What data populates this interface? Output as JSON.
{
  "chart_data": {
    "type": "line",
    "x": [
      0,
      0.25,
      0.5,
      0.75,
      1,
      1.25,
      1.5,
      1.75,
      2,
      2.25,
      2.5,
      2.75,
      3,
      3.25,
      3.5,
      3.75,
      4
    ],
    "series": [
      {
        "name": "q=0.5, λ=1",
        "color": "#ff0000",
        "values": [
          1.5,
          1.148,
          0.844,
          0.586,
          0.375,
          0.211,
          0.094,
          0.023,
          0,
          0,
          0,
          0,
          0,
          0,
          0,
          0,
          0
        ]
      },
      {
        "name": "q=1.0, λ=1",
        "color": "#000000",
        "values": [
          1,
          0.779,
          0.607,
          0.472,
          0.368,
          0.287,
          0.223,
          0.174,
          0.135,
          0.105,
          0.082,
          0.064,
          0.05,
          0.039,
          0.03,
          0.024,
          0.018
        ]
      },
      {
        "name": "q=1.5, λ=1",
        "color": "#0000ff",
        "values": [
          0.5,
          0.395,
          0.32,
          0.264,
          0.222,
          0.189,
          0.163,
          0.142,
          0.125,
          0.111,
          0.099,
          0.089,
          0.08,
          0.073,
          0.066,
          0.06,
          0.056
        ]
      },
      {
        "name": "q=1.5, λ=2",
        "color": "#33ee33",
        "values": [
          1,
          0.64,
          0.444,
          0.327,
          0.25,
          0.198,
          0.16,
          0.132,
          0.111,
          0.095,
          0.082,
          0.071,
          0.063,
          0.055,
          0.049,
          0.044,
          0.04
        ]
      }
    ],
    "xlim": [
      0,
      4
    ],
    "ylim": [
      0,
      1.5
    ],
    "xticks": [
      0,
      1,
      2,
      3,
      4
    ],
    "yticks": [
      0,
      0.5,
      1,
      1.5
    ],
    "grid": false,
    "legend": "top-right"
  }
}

════════════════

• _OBJECTIVE_
Using the entries above, please restate each one word for word.

• _FULL SOLUTION_
What data populates this interface? Output as JSON.
{
  "chart_data": {
    "type": "line",
    "x": [
      0,
      0.25,
      0.5,
      0.75,
      1,
      1.25,
      1.5,
      1.75,
      2,
      2.25,
      2.5,
      2.75,
      3,
      3.25,
      3.5,
      3.75,
      4
    ],
    "series": [
      {
        "name": "q=0.5, λ=1",
        "color": "#ff0000",
        "values": [
          1.5,
          1.148,
          0.844,
          0.586,
          0.375,
          0.211,
          0.094,
          0.023,
          0,
          0,
          0,
          0,
          0,
          0,
          0,
          0,
          0
        ]
      },
      {
        "name": "q=1.0, λ=1",
        "color": "#000000",
        "values": [
          1,
          0.779,
          0.607,
          0.472,
          0.368,
          0.287,
          0.223,
          0.174,
          0.135,
          0.105,
          0.082,
          0.064,
          0.05,
          0.039,
          0.03,
          0.024,
          0.018
        ]
      },
      {
        "name": "q=1.5, λ=1",
        "color": "#0000ff",
        "values": [
          0.5,
          0.395,
          0.32,
          0.264,
          0.222,
          0.189,
          0.163,
          0.142,
          0.125,
          0.111,
          0.099,
          0.089,
          0.08,
          0.073,
          0.066,
          0.06,
          0.056
        ]
      },
      {
        "name": "q=1.5, λ=2",
        "color": "#33ee33",
        "values": [
          1,
          0.64,
          0.444,
          0.327,
          0.25,
          0.198,
          0.16,
          0.132,
          0.111,
          0.095,
          0.082,
          0.071,
          0.063,
          0.055,
          0.049,
          0.044,
          0.04
        ]
      }
    ],
    "xlim": [
      0,
      4
    ],
    "ylim": [
      0,
      1.5
    ],
    "xticks": [
      0,
      1,
      2,
      3,
      4
    ],
    "yticks": [
      0,
      0.5,
      1,
      1.5
    ],
    "grid": false,
    "legend": "top-right"
  }
}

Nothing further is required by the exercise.